元の文章

- - -

神戸大学教育学部音楽科卒業、同大学院修士課程修了。ザルツブルクにてイェルク・デームスの講習に参加する。現在、バイオラ大学音楽学部にてスタッフ・アカンパニストを務めるほかバレエ伴奏者、合唱指導者・伴奏者として活動している。羅府新報のコラム「音楽の散歩道」の執筆者でもある。

講演内容

【はじめに】:
ビジネス関係者が殆どのこの会で講師として、どれだけ有意義な話を出来るかは疑問ですが、どんな内容でも良いということでしたので、お引き受けしました。    音楽は、世の中の殆どの人にとっては、ただの“楽しみ”であり、余暇の時間に楽しむものでしょう。私のように、これを仕事にするということは別になります。時々「趣味と実益を兼ねていていいですね」といわれることがありますが、私にとって音楽とは趣味ではありません。真面目に仕事として取り組んでいるもので、皆さんがビジネスをなさっているのと同じことです。今日は、私が音楽という仕事にどう取り組んでいるかということをお話させていただきます。

- - -

資料一覧
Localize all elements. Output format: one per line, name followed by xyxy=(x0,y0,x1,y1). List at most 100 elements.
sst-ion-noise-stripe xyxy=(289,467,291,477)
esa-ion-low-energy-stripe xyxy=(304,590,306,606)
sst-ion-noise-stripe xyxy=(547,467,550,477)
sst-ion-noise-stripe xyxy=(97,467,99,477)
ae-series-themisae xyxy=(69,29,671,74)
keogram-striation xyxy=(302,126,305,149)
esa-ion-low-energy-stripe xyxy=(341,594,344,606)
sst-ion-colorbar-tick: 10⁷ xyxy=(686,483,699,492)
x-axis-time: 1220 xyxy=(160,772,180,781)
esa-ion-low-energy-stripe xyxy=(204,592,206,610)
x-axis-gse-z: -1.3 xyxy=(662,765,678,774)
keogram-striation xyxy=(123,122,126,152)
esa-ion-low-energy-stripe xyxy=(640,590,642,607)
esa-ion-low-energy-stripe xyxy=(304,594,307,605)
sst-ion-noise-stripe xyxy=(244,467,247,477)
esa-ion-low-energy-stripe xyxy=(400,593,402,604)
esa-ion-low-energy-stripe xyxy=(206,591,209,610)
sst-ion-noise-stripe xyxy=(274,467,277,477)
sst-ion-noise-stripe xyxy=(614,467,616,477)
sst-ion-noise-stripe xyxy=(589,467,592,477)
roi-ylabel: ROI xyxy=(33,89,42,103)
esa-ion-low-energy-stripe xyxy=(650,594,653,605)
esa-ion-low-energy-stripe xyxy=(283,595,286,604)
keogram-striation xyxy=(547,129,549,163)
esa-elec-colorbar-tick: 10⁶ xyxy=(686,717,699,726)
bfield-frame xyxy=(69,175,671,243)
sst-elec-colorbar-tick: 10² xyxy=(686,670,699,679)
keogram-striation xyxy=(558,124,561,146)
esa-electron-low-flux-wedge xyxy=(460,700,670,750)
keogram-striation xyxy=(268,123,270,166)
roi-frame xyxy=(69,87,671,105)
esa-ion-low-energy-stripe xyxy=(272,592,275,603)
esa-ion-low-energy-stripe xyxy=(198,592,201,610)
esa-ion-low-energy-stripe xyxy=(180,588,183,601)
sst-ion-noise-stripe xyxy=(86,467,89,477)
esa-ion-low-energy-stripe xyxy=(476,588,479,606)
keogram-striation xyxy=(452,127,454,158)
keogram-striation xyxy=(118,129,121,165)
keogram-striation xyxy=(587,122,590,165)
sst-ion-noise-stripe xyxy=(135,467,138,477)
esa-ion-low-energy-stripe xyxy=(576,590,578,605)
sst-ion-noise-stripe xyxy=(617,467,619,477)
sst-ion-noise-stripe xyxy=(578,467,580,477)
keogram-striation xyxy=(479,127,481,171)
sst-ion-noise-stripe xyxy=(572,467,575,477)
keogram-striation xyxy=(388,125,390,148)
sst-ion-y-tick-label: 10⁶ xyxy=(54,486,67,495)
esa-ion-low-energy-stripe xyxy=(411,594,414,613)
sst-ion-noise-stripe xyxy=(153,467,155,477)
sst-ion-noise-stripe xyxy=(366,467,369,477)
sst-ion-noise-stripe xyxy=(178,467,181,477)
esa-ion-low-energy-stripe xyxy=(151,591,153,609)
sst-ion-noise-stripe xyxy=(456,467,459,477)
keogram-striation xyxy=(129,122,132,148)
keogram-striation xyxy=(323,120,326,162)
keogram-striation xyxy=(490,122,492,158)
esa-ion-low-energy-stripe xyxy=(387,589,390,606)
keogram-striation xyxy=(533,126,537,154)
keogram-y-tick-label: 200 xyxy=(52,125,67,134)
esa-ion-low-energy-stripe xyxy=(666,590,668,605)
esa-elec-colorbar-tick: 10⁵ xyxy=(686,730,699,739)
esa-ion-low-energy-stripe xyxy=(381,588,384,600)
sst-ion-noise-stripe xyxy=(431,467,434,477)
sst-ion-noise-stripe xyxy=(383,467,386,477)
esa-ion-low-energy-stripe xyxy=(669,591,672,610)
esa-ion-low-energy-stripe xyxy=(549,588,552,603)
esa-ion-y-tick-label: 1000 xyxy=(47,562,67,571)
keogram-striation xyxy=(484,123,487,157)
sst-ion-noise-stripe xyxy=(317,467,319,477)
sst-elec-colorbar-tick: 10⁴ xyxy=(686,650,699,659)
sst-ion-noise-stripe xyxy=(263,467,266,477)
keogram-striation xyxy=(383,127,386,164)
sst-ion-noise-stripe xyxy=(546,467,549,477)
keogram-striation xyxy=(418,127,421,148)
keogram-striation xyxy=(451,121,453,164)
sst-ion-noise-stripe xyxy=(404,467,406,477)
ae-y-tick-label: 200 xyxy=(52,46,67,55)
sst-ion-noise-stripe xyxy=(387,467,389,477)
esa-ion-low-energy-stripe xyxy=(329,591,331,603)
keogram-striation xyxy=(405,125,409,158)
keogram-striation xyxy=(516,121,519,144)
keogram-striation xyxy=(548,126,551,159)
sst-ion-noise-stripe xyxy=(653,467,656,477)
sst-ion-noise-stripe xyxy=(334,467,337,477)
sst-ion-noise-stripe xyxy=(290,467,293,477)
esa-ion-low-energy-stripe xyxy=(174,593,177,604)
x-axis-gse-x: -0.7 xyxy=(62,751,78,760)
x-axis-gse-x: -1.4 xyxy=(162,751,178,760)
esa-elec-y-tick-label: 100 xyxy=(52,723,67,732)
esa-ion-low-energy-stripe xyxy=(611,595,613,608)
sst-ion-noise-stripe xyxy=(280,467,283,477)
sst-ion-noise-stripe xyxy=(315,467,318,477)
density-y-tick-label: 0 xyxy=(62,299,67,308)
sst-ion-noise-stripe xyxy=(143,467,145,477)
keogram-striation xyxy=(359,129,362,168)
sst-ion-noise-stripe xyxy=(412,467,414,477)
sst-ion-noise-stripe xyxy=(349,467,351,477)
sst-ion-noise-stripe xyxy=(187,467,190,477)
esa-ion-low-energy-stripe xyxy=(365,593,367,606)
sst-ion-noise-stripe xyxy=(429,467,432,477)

- - -

取り組むこと
1 – 音楽の仕事についての講演を読んで、次の質問に短く答えてください。
(a) イェルク・デームスの講習に参加したのはどこですか。
(b) 羅府新報で書いているコラムの名前は何ですか。
(c) 話し手にとって、音楽は趣味ではなく何だと言っていますか。
2 – 次の文が音楽の仕事についての講演の内容に合うかどうか、それぞれ「はい」か「いいえ」で答え、決め手になる言葉をそのまま引いてください。
(a) 神戸大学の大学院で修士課程を終えている。
(b) この会に来ている人は、ほとんどが音楽関係者だ。
(c) 話し手はバレエの伴奏もしている。
3 – 音楽の仕事についての講演を、最後の文のあとから書き継いでください。

回答例
1 –
(a) ザルツブルク
(b) 「音楽の散歩道」
(c) 真面目に仕事として取り組んでいるもの

2 –
(a) はい。「同大学院修士課程修了」
(b) いいえ。「ビジネス関係者が殆どのこの会」
(c) はい。「バレエ伴奏者、合唱指導者・伴奏者として活動している」

3 –
【Ⅰ】音楽(ピアノ)との出会い
1、私は子供のときからピアノをやっていました。仕事としては合唱の指導をしたり、伴奏したりしていますが、本来はピアノが専門です。そういう意味では、子供の時から好きなピアノが出来てよいですね、といわれれば「はい、おかげさまで」と返事をします。自分は少なくとも好きでやってきたことを仕事にしているわけです。
2、自分は好きなことに若い(幼い)頃にめぐり合えてラッキーだったといえましょう。
3、私がピアノを始めたのは5歳くらいの頃でした。ある日気がついたらピアノを始めていた。これは母が私に始めさせたのです。当初、私にとってピアノより友達と遊んだほうが楽しいので練習は嫌いでした。私の場合は「やむを得ず」やっていたわけでした。でも、後になって考えてみるに、飽き性の私が、いやいやながらピアノをやっていたというのは、結果として嫌いではなかったからでしょう。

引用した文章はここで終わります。